(Data excerpts)
* * * *

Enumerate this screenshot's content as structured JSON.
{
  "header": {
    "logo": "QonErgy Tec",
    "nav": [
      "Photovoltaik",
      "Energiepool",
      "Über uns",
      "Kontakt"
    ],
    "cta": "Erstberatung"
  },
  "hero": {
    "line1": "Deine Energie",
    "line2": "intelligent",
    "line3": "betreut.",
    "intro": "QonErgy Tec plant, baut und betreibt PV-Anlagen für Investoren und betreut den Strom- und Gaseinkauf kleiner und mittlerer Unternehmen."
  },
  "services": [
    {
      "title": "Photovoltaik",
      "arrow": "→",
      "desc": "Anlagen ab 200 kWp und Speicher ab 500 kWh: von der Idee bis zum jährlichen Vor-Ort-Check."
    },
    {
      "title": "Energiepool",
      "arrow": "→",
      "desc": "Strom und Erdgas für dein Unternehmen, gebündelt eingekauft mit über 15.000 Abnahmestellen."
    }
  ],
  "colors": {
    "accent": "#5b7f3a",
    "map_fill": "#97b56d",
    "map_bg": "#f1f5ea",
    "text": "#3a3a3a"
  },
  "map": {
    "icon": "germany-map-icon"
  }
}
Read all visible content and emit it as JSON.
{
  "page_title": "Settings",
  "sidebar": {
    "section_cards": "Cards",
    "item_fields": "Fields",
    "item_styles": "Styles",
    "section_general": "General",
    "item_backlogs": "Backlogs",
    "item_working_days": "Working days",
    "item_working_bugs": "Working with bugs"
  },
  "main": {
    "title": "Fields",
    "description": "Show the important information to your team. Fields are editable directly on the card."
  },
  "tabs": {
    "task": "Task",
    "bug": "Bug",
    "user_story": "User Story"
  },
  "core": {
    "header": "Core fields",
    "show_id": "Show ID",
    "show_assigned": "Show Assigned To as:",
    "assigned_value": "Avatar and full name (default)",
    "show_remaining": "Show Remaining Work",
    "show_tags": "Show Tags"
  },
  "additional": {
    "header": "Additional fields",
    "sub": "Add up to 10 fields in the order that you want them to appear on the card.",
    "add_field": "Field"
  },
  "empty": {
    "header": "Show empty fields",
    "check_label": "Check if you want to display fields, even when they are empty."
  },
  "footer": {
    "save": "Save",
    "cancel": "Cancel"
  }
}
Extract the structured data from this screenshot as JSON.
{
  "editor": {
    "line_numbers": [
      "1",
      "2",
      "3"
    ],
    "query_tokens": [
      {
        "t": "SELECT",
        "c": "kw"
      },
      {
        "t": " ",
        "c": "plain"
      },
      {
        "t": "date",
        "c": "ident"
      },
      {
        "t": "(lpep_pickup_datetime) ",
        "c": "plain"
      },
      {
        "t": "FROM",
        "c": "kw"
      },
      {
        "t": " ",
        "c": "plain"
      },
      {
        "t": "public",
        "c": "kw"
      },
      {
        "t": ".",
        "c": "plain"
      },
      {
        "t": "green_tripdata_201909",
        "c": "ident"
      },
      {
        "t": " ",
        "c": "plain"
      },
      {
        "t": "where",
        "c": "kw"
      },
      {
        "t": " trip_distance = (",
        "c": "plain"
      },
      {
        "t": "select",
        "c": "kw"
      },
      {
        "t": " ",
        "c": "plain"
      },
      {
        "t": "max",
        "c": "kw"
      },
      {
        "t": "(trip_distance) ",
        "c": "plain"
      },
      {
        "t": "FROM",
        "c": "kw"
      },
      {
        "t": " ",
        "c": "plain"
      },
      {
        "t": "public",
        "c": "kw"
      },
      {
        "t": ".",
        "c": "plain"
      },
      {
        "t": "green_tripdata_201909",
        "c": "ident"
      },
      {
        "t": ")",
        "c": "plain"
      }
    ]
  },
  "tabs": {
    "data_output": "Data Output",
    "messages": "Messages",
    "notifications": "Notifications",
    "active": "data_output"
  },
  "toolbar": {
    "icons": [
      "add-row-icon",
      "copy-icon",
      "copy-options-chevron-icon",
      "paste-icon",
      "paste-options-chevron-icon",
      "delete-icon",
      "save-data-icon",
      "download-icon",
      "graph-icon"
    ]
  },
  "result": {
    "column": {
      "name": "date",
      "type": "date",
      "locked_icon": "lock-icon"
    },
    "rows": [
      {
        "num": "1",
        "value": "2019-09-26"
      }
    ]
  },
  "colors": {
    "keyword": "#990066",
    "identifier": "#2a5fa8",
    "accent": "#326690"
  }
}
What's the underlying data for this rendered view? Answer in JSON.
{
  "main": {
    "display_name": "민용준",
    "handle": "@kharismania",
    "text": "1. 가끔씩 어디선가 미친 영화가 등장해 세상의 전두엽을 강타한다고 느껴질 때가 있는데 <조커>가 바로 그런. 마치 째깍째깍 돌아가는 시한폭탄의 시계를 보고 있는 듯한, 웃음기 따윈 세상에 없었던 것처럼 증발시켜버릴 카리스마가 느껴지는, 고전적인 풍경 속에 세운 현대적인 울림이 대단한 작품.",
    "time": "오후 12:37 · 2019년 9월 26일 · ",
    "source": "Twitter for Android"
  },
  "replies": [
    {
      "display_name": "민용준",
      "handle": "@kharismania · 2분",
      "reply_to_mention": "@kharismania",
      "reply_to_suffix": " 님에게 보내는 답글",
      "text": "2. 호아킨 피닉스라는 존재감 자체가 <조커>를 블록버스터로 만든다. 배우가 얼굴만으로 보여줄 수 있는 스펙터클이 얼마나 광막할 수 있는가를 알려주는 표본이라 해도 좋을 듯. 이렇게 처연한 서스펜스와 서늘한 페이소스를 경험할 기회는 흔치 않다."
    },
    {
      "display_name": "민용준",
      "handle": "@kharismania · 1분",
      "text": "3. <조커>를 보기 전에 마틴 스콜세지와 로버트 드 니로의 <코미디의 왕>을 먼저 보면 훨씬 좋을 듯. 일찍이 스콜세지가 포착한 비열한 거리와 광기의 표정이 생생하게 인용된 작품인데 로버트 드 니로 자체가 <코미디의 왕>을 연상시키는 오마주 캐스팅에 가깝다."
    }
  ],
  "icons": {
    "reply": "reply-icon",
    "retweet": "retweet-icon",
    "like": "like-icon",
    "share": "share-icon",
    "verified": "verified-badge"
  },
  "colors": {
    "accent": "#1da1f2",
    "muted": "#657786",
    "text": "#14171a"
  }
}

* * * *

For the data above, state how many lines contain "Working"; the number is the whole answer.

Result of the exercise> 2